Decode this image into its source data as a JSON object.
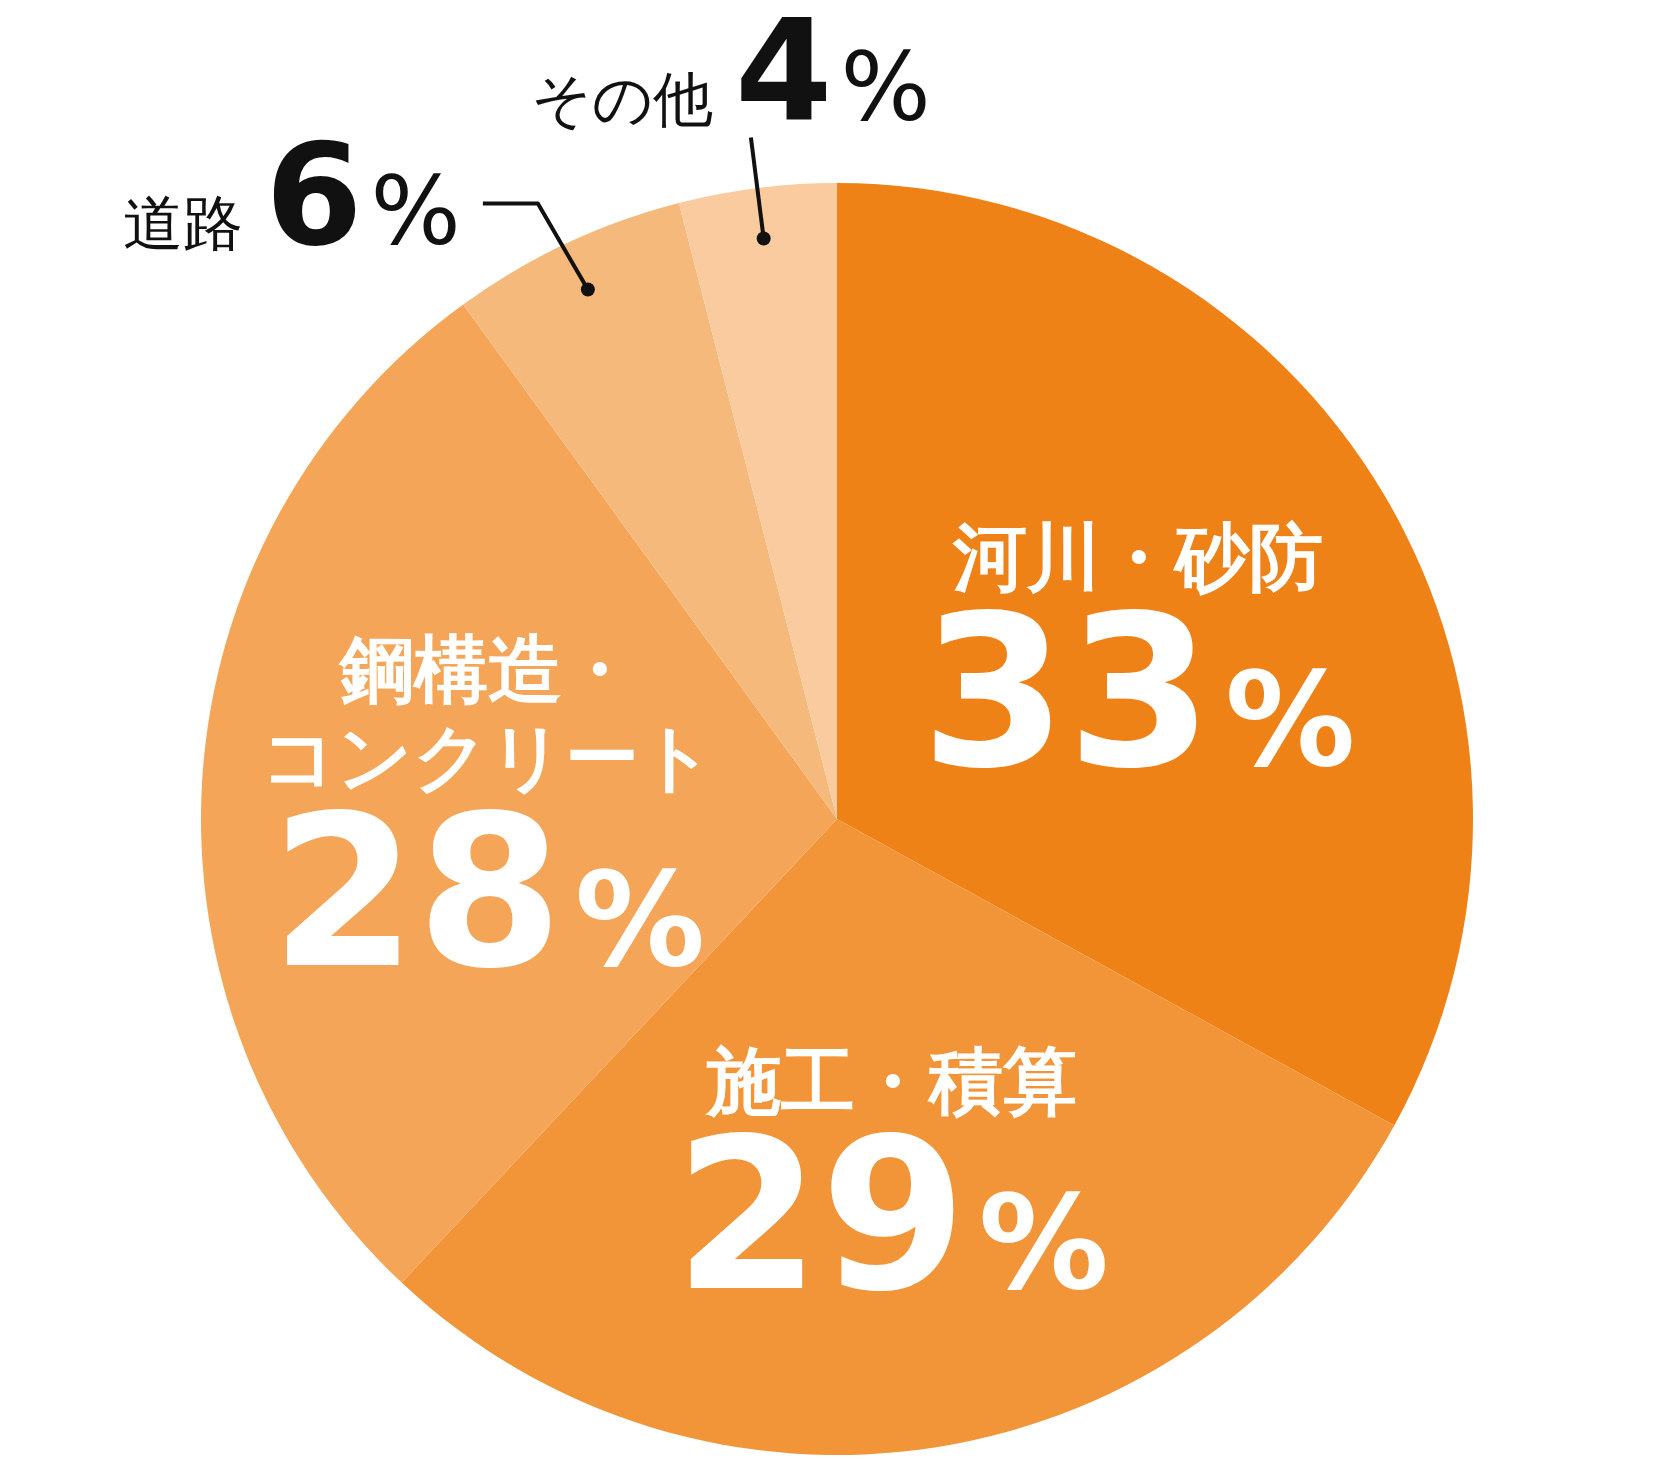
{
  "chart_data": {
    "type": "pie",
    "categories": [
      "河川・砂防",
      "施工・積算",
      "鋼構造・コンクリート",
      "道路",
      "その他"
    ],
    "values": [
      33,
      29,
      28,
      6,
      4
    ],
    "colors": [
      "#ef8216",
      "#f29539",
      "#f4a557",
      "#f6b97c",
      "#f9cb9f"
    ],
    "value_labels": [
      "33%",
      "29%",
      "28%",
      "6%",
      "4%"
    ]
  }
}
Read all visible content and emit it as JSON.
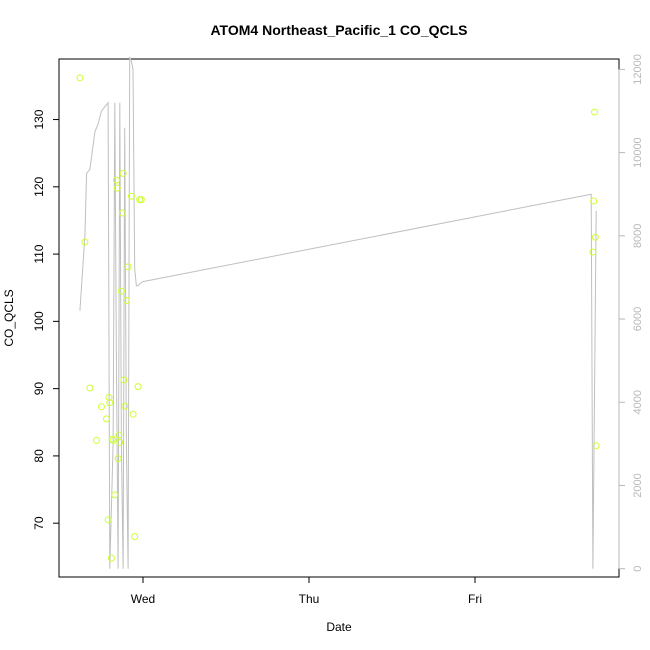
{
  "chart_data": {
    "type": "scatter",
    "title": "ATOM4 Northeast_Pacific_1 CO_QCLS",
    "xlabel": "Date",
    "ylabel": "CO_QCLS",
    "x_ticks": [
      "Wed",
      "Thu",
      "Fri"
    ],
    "y_ticks": [
      70,
      80,
      90,
      100,
      110,
      120,
      130
    ],
    "y2_ticks": [
      0,
      2000,
      4000,
      6000,
      8000,
      10000,
      12000
    ],
    "ylim": [
      62,
      139
    ],
    "y2lim": [
      -200,
      12250
    ],
    "xlim_days": [
      -0.43,
      2.75
    ],
    "colors": {
      "points": "#ccff33",
      "line": "#bfbfbf",
      "axis": "#000000",
      "axis_right": "#b8b8b8"
    },
    "series": [
      {
        "type": "scatter",
        "x_days": [
          -0.38,
          -0.35,
          -0.32,
          -0.28,
          -0.25,
          -0.22,
          -0.21,
          -0.205,
          -0.2,
          -0.19,
          -0.185,
          -0.18,
          -0.17,
          -0.16,
          -0.155,
          -0.15,
          -0.145,
          -0.14,
          -0.13,
          -0.125,
          -0.12,
          -0.115,
          -0.11,
          -0.1,
          -0.09,
          -0.07,
          -0.06,
          -0.05,
          -0.03,
          -0.02,
          -0.01,
          2.71,
          2.715,
          2.72,
          2.725,
          2.73
        ],
        "y": [
          136.2,
          111.8,
          90.1,
          82.3,
          87.3,
          85.5,
          70.5,
          88.7,
          87.9,
          64.8,
          82.5,
          82.3,
          74.2,
          121.0,
          119.8,
          79.6,
          83.1,
          82.0,
          104.5,
          116.1,
          122.0,
          91.3,
          87.4,
          103.1,
          108.1,
          118.6,
          86.2,
          68.0,
          90.3,
          118.1,
          118.1,
          110.3,
          117.9,
          131.1,
          112.5,
          81.5
        ]
      },
      {
        "type": "line",
        "axis": "right",
        "x_days": [
          -0.38,
          -0.35,
          -0.34,
          -0.32,
          -0.29,
          -0.27,
          -0.25,
          -0.21,
          -0.2,
          -0.18,
          -0.17,
          -0.16,
          -0.15,
          -0.14,
          -0.13,
          -0.12,
          -0.11,
          -0.1,
          -0.09,
          -0.08,
          -0.07,
          -0.06,
          -0.05,
          -0.04,
          -0.03,
          -0.02,
          0.0,
          2.7,
          2.71,
          2.73
        ],
        "y": [
          6200,
          8000,
          9500,
          9600,
          10500,
          10700,
          11000,
          11200,
          0,
          3000,
          11200,
          5000,
          0,
          11200,
          3000,
          0,
          10600,
          3000,
          0,
          12300,
          12200,
          12000,
          7200,
          6800,
          6800,
          6850,
          6900,
          9000,
          0,
          8600
        ]
      }
    ]
  }
}
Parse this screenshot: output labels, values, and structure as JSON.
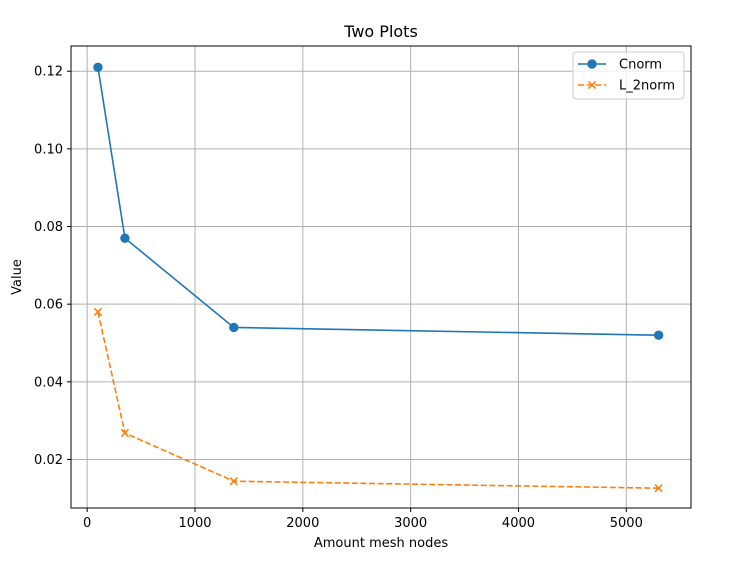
{
  "chart_data": {
    "type": "line",
    "title": "Two Plots",
    "xlabel": "Amount mesh nodes",
    "ylabel": "Value",
    "xlim": [
      -150,
      5600
    ],
    "ylim": [
      0.0075,
      0.1265
    ],
    "xticks": [
      0,
      1000,
      2000,
      3000,
      4000,
      5000
    ],
    "yticks": [
      0.02,
      0.04,
      0.06,
      0.08,
      0.1,
      0.12
    ],
    "ytick_labels": [
      "0.02",
      "0.04",
      "0.06",
      "0.08",
      "0.10",
      "0.12"
    ],
    "grid": true,
    "legend_position": "upper-right",
    "series": [
      {
        "name": "Cnorm",
        "color": "#1f77b4",
        "line_style": "solid",
        "marker": "circle",
        "x": [
          100,
          350,
          1360,
          5300
        ],
        "y": [
          0.121,
          0.077,
          0.054,
          0.052
        ]
      },
      {
        "name": "L_2norm",
        "color": "#ff7f0e",
        "line_style": "dashed",
        "marker": "x",
        "x": [
          100,
          350,
          1360,
          5300
        ],
        "y": [
          0.058,
          0.0268,
          0.0144,
          0.0126
        ]
      }
    ]
  }
}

------

From the listing above, pick out every line containing "title".

    "title": "ATOM4 Northeast_Pacific_1 CO_QCLS",
    "title": "Two Plots",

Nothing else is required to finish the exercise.